Prompt A:
Answer these questions from the diabetes and gum disease text:
(i) What are the cells that resorb bone called?
(ii) Which group provides some of the most convincing data on the relationship between diabetes and periodontal disease?
(iii) What is a pus-filled swelling of the gum known as?
Prompt B:
Decide whether each statement agrees with the diabetes and gum disease text. Answer yes or no, and quote the words that decide it.
(i) Gingivitis affects the alveolar bone.
(ii) Periodontal complications of diabetes were first reported more than 150 years ago.
(iii) Among the Pima Indians, periodontitis was found to be more common in people with diabetes only in older age groups.
Prompt C: Please restate word for word the part of the diabetes and gum disease text starting with "The tendency to" and going on through "good oral health.".

── Page excerpt

The tendency to accumulate dental plaque is an inherent trait — that is, some individuals are heavy plaque formers, while others are not. In all cases, proper oral hygiene and regular dental care are essential to reducing plaque accumulation. Teeth that are fractured, have broken or chipped dental restorations, or have large cavities are places where plaque will tend to accumulate. A combination of personal care and professional care is the key to a lifetime of good oral health.
A number of oral and dental diseases and disorders have been associated with diabetes. The most commonly seen oral complication of diabetes is periodontal disease (gum disease). Periodontal disease can be broadly classified as gingivitis or periodontitis. Gingivitis is inflammation of the soft tissues surrounding the teeth. The alveolar bone, to which the teeth are attached, is unaffected by gingivitis.
Periodontitis is a group of disorders in which the inflammation involves both the soft tissues and the alveolar bone. In periodontitis, the alveolar bone is resorbed — that is, it begins to dissolve at the margin where the tooth is embedded in bone. The result is that the cuff of soft tissue deepens, with the formation of what is referred to as a “pocket.” These pockets are difficult to clean, so bacteria can accumulate and proliferate, which elicits an even greater inflammatory response. The inflammatory cells that are part of this response produce biologically active molecules (enzymes and cytokines) that have many effects, including stimulation of the cells that resorb bone (osteoclasts). This leads to irregular bone architecture that further complicates cleaning.
Sometimes a pus-filled swelling of the gum occurs, known as a periodontal abscess. Teeth can become loose and may eventually need to be extracted; one sign of this is that the gum recedes and the teeth appear longer. It is important to emphasize that periodontitis can be prevented or its onset delayed. Once present, periodontitis can generally be treated.
There is very strong evidence that the extent and severity of periodontitis are greater in people with diabetes than in those without diabetes. Periodontal complications of diabetes were first reported more than 150 years ago, including abscess formation and development of intense inflammation where the tooth and soft tissue meet. Some of the most convincing data on the relationship between diabetes and periodontal disease come from the Pima Indians in Arizona. These Native Americans have the highest incidence of Type 2 diabetes in the world, and studies of this group have demonstrated that periodontitis is more common and more severe among people with diabetes. This was found to be true for all age groups.

────
── Extracted data

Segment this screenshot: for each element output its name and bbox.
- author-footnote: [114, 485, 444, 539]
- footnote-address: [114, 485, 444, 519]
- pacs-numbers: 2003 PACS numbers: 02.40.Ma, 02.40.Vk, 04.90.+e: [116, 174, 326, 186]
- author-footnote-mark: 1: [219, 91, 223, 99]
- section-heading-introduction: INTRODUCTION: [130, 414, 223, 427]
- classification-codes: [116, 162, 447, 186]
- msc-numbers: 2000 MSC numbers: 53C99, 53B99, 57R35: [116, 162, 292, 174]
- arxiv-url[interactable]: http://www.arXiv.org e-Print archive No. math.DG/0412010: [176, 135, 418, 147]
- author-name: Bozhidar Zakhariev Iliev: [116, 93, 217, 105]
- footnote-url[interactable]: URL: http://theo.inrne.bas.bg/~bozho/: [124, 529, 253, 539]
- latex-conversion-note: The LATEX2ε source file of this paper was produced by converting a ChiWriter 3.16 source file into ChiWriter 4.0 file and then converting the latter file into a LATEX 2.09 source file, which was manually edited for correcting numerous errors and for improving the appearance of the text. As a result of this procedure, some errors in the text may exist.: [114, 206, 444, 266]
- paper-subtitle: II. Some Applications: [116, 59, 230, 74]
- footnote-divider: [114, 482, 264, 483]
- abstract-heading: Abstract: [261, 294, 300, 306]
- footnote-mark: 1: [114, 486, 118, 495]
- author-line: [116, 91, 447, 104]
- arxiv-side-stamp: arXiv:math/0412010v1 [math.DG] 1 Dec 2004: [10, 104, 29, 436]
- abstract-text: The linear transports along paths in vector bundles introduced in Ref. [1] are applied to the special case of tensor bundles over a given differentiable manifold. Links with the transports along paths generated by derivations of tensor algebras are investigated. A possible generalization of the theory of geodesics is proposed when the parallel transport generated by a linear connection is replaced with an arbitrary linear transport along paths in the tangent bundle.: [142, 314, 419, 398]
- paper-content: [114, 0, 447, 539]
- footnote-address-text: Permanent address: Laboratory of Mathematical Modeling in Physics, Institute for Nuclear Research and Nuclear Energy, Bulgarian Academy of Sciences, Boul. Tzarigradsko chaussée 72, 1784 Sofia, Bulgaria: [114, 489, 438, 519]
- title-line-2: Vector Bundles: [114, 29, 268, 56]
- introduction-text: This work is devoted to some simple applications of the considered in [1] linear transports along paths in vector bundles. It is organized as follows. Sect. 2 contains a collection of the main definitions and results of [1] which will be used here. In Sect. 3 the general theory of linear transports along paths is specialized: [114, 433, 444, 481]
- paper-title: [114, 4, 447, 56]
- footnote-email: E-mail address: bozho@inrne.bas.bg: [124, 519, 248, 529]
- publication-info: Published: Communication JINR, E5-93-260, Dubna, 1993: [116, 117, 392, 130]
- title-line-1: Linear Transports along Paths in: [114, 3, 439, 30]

────

Task response A:
(i) Osteoclasts.
(ii) The Pima Indians in Arizona.
(iii) A periodontal abscess.

Task response B:
(i) No: "The alveolar bone, to which the teeth are attached, is unaffected by gingivitis."
(ii) Yes: "Periodontal complications of diabetes were first reported more than 150 years ago"
(iii) No: "This was found to be true for all age groups."

Task response C:
The tendency to accumulate dental plaque is an inherent trait — that is, some individuals are heavy plaque formers, while others are not. In all cases, proper oral hygiene and regular dental care are essential to reducing plaque accumulation. Teeth that are fractured, have broken or chipped dental restorations, or have large cavities are places where plaque will tend to accumulate. A combination of personal care and professional care is the key to a lifetime of good oral health.